* [SET TASK]: Separate out the lines that hold "Hinge".

═════ RECORDS SHOWN

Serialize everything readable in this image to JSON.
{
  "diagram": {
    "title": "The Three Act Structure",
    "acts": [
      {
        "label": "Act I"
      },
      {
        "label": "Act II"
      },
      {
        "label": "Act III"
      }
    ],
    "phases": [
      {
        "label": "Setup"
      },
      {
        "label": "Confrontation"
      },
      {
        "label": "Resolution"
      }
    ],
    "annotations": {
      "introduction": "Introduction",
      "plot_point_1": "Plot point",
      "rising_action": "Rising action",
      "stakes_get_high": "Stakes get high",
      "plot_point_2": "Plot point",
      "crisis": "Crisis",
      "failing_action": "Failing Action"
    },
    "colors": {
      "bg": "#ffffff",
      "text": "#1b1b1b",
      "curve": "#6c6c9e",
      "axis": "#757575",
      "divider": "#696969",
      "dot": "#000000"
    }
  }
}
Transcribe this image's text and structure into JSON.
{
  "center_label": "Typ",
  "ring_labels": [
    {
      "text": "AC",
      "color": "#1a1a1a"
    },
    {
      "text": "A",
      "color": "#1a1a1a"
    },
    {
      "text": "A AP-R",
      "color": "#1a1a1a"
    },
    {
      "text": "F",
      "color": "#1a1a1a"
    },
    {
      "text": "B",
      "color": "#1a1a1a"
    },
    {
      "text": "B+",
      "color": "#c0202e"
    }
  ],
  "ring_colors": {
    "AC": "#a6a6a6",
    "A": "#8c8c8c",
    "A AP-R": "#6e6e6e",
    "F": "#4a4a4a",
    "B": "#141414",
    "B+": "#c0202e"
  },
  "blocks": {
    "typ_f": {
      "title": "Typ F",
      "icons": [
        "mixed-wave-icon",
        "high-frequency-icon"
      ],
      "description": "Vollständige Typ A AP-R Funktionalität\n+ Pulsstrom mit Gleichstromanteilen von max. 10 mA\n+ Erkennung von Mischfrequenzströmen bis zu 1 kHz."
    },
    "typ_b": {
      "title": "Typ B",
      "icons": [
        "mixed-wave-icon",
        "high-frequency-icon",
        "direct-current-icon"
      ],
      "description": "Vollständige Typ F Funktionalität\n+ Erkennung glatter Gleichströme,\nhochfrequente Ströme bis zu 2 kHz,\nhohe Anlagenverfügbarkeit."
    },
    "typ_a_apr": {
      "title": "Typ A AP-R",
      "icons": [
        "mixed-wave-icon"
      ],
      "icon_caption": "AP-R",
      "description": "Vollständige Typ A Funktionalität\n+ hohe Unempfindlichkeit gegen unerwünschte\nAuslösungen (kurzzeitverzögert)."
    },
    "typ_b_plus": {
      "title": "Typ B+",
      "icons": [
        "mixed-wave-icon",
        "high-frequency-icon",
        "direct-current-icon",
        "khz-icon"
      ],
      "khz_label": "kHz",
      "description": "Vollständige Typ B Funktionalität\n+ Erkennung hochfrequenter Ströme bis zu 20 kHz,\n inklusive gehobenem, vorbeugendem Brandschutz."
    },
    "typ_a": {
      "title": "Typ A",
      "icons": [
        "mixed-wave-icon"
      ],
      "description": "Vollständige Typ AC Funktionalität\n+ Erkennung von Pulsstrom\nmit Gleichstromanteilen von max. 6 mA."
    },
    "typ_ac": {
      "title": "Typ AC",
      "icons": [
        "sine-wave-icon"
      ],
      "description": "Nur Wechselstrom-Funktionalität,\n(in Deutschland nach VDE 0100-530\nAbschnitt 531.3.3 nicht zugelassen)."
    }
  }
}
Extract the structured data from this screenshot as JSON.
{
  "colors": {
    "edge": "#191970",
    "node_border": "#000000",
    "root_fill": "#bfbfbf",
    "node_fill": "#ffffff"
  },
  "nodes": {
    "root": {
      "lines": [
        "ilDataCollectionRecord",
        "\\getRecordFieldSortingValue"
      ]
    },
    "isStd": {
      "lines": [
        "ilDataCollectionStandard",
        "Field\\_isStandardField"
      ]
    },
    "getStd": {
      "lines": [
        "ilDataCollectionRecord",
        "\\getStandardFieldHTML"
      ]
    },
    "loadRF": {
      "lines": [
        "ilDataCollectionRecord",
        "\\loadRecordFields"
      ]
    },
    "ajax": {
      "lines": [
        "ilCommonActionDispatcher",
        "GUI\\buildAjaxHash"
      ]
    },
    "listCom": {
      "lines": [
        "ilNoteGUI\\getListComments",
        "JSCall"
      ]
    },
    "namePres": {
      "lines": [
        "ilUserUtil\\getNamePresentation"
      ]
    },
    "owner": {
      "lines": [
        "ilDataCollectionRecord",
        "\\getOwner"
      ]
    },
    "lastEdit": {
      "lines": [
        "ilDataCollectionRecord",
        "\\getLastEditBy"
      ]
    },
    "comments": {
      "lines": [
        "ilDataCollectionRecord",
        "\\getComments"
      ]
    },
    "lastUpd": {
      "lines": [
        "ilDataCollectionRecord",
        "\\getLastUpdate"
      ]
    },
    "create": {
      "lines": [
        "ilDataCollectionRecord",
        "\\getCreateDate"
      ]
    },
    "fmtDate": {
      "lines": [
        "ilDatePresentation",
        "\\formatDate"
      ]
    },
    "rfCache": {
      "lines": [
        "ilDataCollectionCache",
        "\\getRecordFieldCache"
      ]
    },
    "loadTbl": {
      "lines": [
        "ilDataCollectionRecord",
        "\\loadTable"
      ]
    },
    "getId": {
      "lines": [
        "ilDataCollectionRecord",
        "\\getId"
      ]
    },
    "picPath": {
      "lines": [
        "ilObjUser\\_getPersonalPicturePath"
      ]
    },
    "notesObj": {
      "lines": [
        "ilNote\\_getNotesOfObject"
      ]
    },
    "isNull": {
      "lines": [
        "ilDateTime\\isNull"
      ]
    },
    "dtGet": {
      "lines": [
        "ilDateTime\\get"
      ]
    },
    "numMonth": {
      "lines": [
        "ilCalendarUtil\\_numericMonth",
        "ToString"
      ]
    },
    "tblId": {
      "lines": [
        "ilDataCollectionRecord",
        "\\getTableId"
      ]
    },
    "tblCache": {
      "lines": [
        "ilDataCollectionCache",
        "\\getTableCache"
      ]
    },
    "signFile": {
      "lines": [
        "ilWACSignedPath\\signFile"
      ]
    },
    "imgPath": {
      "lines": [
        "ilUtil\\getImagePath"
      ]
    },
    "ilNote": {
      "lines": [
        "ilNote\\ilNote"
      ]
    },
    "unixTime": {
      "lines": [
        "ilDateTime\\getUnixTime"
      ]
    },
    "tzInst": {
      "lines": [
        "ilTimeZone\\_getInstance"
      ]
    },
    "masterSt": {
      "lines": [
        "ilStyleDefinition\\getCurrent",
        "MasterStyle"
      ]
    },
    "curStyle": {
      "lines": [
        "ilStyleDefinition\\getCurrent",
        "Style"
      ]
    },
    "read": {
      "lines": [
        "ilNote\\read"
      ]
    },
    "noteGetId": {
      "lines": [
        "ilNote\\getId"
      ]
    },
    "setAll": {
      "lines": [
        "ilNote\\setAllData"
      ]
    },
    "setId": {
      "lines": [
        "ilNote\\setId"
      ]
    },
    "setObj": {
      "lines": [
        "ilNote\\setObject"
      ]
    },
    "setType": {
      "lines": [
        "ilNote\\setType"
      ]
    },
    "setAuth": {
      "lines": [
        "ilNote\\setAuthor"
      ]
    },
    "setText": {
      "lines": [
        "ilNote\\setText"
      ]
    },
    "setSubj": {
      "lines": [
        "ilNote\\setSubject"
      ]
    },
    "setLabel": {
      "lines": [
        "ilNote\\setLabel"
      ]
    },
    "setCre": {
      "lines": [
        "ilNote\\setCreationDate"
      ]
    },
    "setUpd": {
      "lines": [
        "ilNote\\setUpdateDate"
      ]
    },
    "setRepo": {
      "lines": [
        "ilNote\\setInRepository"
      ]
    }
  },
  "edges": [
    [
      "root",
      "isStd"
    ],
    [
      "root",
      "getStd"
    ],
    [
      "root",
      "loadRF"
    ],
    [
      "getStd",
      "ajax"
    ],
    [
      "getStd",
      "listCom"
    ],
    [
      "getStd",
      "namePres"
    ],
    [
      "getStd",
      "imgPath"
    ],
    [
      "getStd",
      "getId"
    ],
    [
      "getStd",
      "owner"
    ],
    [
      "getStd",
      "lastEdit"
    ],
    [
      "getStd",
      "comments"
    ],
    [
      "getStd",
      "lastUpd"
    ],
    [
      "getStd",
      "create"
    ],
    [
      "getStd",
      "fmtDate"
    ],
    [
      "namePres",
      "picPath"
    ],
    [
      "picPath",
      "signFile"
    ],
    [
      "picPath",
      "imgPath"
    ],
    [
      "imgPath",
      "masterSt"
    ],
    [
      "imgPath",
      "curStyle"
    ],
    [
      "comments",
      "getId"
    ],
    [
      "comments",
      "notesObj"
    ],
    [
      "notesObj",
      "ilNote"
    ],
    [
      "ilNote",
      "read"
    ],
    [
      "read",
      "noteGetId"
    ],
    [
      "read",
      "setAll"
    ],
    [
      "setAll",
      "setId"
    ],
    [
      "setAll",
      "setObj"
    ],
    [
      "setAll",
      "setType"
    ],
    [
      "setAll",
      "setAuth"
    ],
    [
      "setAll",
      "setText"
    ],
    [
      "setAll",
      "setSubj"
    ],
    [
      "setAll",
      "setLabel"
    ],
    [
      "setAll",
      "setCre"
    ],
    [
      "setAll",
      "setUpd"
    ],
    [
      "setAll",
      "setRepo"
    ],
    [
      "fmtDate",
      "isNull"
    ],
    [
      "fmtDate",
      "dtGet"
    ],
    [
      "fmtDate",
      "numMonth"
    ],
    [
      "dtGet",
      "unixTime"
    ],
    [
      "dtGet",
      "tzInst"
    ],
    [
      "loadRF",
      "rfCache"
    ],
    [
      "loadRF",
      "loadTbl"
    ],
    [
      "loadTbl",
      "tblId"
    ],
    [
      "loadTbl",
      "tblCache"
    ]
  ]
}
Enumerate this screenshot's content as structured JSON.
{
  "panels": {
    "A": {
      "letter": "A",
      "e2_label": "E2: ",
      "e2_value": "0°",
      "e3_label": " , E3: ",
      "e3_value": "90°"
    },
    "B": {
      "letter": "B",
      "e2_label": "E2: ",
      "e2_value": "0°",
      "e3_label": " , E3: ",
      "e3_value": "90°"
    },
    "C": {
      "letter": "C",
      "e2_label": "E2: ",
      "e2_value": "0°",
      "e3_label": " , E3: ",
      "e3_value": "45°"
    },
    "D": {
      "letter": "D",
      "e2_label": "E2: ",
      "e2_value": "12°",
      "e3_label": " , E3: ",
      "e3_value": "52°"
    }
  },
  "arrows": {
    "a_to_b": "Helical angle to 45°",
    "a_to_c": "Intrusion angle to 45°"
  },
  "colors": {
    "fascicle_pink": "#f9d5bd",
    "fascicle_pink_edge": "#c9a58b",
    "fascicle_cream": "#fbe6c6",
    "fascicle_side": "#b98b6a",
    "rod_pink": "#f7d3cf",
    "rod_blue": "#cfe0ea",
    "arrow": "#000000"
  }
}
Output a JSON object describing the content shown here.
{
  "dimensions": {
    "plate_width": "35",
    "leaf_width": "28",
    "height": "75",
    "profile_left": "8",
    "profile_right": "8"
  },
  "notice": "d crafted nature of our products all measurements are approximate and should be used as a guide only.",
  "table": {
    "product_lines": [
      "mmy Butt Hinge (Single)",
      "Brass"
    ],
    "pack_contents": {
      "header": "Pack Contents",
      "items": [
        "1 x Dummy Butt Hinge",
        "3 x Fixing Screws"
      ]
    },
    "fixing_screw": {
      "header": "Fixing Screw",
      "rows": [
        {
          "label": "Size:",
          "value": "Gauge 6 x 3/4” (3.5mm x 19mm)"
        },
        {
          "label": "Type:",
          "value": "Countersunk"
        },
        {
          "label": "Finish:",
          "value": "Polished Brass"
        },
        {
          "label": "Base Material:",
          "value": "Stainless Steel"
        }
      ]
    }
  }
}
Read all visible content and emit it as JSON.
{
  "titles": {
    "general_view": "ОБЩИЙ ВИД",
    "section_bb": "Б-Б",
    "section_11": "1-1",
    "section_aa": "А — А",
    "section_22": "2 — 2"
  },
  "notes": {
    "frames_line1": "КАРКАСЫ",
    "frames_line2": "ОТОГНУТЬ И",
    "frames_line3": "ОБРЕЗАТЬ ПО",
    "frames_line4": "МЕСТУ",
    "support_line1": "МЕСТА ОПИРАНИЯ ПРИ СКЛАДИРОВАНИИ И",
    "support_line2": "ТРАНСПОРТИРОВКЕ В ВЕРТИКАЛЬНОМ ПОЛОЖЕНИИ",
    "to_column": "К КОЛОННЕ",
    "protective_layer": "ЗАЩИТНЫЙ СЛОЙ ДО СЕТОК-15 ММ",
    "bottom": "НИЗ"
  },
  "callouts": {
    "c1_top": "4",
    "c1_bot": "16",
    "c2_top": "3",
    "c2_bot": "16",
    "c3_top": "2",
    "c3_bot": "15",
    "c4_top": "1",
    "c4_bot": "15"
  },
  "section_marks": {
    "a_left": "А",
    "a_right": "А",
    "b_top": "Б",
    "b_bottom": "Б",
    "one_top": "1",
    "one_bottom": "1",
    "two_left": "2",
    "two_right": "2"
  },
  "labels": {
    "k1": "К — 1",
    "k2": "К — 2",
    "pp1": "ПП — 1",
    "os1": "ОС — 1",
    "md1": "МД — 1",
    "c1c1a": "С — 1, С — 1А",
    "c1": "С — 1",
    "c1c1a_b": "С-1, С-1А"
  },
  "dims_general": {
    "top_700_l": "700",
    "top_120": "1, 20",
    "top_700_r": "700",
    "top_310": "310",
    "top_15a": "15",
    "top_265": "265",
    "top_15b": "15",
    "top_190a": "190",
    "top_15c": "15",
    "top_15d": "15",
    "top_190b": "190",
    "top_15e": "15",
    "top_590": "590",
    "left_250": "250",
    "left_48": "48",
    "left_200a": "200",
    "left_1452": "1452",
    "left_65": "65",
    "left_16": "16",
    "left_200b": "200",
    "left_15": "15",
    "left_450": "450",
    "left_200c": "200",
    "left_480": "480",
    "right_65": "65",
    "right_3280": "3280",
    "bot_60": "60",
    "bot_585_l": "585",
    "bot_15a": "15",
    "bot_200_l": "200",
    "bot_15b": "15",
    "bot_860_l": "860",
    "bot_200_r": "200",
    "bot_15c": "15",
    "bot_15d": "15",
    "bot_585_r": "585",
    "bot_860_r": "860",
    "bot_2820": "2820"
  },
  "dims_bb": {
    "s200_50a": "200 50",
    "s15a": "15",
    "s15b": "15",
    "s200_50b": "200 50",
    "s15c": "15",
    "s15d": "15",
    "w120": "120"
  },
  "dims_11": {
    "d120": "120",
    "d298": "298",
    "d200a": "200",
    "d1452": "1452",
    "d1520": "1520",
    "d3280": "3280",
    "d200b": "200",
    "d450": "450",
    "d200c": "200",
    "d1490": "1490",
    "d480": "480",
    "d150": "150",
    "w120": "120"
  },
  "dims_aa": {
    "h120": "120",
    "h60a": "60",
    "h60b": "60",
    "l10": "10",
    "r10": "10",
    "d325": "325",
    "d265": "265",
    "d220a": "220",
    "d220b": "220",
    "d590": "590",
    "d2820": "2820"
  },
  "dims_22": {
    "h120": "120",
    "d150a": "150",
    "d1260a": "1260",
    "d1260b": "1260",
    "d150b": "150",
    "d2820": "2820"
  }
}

══════════

* [TASK SOLUTION]:
      "mmy Butt Hinge (Single)",
        "1 x Dummy Butt Hinge",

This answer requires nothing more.